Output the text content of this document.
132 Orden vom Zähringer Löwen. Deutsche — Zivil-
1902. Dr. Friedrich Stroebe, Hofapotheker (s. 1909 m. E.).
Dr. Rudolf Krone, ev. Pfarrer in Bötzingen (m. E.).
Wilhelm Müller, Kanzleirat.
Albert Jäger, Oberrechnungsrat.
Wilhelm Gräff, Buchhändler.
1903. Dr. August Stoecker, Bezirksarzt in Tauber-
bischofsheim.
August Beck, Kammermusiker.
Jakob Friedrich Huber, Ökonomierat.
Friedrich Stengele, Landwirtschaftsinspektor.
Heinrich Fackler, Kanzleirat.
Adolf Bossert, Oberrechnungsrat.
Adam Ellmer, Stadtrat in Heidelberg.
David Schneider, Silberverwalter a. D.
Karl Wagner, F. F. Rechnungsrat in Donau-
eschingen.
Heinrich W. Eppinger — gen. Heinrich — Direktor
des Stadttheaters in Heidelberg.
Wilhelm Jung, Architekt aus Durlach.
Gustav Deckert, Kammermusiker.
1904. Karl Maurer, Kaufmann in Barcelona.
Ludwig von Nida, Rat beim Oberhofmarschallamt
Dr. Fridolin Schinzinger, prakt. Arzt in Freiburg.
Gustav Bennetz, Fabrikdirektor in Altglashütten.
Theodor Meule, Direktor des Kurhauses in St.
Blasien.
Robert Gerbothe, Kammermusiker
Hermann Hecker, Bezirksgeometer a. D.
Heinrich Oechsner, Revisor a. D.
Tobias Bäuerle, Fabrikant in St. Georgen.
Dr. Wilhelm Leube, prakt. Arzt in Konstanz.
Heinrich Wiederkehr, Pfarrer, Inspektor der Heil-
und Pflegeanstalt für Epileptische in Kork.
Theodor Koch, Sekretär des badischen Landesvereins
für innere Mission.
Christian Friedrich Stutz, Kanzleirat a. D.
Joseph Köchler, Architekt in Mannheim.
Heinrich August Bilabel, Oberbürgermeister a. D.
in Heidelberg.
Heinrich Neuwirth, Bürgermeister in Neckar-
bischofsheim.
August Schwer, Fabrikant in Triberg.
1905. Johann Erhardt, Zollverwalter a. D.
****************
All of the entries need to be reproduced exactly; please write them out.

▶ **Final answer**
Output the text content of this document.
132 Orden vom Zähringer Löwen. Deutsche — Zivil-
1902. Dr. Friedrich Stroebe, Hofapotheker (s. 1909 m. E.).
Dr. Rudolf Krone, ev. Pfarrer in Bötzingen (m. E.).
Wilhelm Müller, Kanzleirat.
Albert Jäger, Oberrechnungsrat.
Wilhelm Gräff, Buchhändler.
1903. Dr. August Stoecker, Bezirksarzt in Tauber-
bischofsheim.
August Beck, Kammermusiker.
Jakob Friedrich Huber, Ökonomierat.
Friedrich Stengele, Landwirtschaftsinspektor.
Heinrich Fackler, Kanzleirat.
Adolf Bossert, Oberrechnungsrat.
Adam Ellmer, Stadtrat in Heidelberg.
David Schneider, Silberverwalter a. D.
Karl Wagner, F. F. Rechnungsrat in Donau-
eschingen.
Heinrich W. Eppinger — gen. Heinrich — Direktor
des Stadttheaters in Heidelberg.
Wilhelm Jung, Architekt aus Durlach.
Gustav Deckert, Kammermusiker.
1904. Karl Maurer, Kaufmann in Barcelona.
Ludwig von Nida, Rat beim Oberhofmarschallamt
Dr. Fridolin Schinzinger, prakt. Arzt in Freiburg.
Gustav Bennetz, Fabrikdirektor in Altglashütten.
Theodor Meule, Direktor des Kurhauses in St.
Blasien.
Robert Gerbothe, Kammermusiker
Hermann Hecker, Bezirksgeometer a. D.
Heinrich Oechsner, Revisor a. D.
Tobias Bäuerle, Fabrikant in St. Georgen.
Dr. Wilhelm Leube, prakt. Arzt in Konstanz.
Heinrich Wiederkehr, Pfarrer, Inspektor der Heil-
und Pflegeanstalt für Epileptische in Kork.
Theodor Koch, Sekretär des badischen Landesvereins
für innere Mission.
Christian Friedrich Stutz, Kanzleirat a. D.
Joseph Köchler, Architekt in Mannheim.
Heinrich August Bilabel, Oberbürgermeister a. D.
in Heidelberg.
Heinrich Neuwirth, Bürgermeister in Neckar-
bischofsheim.
August Schwer, Fabrikant in Triberg.
1905. Johann Erhardt, Zollverwalter a. D.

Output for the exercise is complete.